*Exercise prompt*. Give only the number of lines that hold the word "Sigma".

Dataset entries
%%

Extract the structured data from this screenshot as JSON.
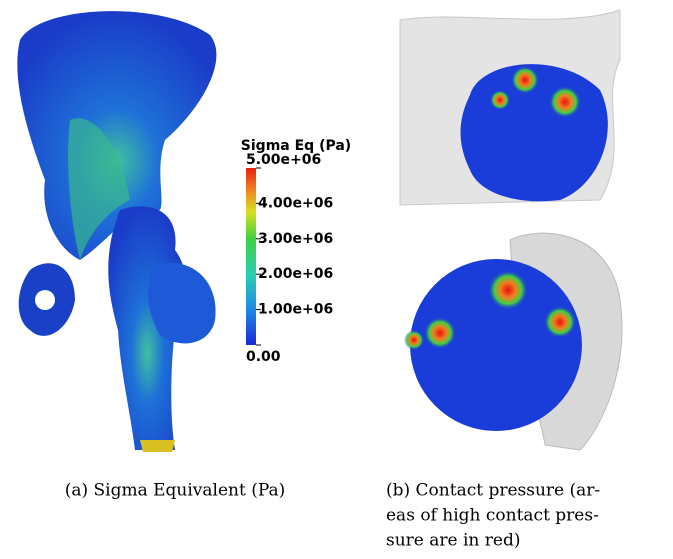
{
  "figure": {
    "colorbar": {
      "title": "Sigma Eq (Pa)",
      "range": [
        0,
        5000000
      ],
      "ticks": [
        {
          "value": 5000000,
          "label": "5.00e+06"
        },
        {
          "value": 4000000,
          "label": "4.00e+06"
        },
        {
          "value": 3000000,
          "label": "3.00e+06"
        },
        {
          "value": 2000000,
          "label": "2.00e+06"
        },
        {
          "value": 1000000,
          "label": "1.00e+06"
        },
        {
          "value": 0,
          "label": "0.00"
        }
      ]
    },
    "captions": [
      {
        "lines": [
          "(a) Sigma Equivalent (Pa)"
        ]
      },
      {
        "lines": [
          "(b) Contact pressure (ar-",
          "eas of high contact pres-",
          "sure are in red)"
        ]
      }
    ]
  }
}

%%
%%

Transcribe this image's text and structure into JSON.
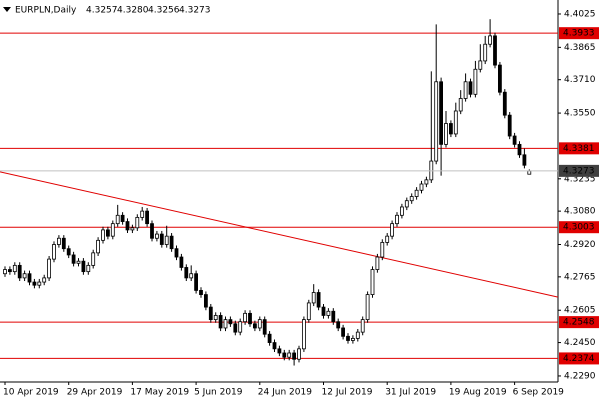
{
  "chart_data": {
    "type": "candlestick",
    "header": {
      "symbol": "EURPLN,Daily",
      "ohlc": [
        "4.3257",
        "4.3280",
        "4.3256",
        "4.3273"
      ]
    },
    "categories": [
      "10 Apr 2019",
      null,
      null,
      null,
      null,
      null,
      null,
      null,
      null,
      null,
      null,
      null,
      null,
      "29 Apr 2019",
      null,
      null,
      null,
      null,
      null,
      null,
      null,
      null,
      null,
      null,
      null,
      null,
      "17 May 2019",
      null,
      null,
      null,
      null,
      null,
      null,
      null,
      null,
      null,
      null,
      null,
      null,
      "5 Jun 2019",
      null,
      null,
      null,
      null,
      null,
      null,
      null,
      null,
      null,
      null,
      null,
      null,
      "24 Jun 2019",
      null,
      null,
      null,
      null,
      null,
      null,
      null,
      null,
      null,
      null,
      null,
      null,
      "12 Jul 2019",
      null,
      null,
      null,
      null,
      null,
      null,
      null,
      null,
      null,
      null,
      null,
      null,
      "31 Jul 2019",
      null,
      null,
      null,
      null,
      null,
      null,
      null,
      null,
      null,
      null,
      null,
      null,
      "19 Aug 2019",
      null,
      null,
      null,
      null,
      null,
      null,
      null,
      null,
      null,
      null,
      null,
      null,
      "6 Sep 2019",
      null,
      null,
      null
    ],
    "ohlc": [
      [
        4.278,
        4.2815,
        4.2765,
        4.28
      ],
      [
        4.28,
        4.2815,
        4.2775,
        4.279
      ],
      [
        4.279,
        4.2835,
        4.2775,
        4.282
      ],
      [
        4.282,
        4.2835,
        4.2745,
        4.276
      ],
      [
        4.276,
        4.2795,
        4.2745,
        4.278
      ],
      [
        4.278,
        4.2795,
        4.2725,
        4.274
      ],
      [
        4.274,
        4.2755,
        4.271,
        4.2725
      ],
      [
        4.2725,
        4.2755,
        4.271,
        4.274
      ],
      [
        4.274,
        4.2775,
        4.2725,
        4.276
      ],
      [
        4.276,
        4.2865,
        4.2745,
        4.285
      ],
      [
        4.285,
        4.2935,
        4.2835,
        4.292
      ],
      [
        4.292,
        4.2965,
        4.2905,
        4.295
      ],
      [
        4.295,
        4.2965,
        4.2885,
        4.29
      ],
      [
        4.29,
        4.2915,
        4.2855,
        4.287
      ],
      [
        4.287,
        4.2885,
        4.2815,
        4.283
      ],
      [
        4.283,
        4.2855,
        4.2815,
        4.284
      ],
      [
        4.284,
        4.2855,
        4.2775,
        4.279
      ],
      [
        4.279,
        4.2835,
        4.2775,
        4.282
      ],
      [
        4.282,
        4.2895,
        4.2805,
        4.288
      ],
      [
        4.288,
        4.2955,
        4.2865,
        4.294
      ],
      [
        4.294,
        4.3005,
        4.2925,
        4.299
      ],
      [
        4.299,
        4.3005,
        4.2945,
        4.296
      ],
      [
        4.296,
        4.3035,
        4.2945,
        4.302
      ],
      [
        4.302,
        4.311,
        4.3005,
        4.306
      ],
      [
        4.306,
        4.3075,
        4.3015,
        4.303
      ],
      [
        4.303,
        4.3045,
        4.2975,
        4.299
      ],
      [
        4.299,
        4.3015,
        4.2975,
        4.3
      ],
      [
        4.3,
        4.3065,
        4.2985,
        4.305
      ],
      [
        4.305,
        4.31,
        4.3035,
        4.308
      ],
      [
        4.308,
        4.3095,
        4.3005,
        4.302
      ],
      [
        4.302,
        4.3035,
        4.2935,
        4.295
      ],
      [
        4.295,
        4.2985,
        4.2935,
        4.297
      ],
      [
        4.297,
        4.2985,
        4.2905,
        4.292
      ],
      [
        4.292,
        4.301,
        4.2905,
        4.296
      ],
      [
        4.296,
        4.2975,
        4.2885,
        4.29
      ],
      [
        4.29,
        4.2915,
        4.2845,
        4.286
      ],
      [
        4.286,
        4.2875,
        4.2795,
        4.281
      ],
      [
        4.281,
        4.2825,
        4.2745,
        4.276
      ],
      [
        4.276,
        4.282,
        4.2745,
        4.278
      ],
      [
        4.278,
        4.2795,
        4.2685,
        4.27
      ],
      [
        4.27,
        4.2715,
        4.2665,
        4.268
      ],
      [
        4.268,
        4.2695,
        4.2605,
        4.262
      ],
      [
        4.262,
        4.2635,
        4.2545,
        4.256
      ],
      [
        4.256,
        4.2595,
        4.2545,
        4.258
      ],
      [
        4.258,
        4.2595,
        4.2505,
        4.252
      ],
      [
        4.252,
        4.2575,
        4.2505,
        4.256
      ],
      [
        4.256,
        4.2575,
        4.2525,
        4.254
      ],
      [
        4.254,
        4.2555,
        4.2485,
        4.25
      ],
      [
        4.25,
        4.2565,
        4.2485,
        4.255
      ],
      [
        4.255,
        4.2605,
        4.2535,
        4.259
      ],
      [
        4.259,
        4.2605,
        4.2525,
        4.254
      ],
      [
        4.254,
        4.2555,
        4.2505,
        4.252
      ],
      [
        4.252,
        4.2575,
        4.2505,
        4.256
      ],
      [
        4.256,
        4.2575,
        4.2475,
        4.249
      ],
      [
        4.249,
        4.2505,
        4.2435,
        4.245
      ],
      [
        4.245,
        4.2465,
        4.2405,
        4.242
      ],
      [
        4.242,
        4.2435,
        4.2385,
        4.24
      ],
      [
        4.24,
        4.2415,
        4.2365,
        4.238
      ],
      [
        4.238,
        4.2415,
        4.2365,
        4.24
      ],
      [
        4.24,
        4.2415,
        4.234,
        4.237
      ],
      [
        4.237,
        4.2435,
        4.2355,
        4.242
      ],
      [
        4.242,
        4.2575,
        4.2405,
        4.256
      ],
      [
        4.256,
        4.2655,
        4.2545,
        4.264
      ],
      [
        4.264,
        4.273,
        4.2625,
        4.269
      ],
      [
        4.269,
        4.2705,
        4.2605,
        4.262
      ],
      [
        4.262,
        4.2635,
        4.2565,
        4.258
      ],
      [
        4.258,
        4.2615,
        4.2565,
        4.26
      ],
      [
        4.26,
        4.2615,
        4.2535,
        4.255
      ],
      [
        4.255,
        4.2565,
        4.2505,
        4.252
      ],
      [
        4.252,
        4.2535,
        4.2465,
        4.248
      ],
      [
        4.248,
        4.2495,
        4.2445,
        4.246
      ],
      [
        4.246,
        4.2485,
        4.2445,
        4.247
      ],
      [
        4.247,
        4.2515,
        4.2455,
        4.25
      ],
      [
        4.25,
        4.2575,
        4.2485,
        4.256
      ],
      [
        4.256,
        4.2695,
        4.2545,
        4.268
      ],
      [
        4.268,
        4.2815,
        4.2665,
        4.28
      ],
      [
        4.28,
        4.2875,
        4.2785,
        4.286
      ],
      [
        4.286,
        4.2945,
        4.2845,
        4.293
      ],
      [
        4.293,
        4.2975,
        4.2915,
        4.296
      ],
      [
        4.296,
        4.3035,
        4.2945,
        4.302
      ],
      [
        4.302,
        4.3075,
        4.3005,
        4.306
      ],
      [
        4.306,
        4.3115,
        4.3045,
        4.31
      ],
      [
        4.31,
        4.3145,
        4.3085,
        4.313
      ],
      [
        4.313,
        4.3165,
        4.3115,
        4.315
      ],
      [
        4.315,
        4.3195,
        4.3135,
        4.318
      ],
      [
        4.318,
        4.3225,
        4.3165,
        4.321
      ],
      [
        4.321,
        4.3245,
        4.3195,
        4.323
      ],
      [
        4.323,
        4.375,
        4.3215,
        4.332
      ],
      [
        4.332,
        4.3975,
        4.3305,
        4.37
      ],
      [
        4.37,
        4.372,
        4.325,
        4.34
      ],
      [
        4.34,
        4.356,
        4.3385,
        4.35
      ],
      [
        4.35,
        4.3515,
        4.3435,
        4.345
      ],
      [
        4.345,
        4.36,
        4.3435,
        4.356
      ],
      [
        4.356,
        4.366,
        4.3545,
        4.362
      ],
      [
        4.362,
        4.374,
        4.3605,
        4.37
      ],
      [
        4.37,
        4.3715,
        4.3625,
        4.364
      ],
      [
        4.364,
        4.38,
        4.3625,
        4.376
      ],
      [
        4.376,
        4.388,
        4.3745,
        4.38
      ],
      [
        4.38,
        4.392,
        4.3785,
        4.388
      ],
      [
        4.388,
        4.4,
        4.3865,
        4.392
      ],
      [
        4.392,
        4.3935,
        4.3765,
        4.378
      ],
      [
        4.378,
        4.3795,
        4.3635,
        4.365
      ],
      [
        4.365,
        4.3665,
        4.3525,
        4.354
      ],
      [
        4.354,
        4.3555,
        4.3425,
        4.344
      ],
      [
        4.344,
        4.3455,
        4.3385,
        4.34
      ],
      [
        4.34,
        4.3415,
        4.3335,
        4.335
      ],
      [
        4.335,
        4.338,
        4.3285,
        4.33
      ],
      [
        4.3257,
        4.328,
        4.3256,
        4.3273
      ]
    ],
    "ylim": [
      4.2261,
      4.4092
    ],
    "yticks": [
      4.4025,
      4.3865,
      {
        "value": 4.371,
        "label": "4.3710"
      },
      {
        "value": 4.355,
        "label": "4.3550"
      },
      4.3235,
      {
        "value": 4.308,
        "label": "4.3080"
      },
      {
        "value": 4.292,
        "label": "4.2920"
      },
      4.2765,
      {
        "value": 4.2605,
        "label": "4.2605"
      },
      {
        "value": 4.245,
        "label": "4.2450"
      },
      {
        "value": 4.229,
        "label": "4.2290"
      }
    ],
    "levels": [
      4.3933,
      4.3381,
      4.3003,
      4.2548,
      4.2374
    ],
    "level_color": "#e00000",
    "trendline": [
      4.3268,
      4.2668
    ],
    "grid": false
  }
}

%%

*Written response*. 2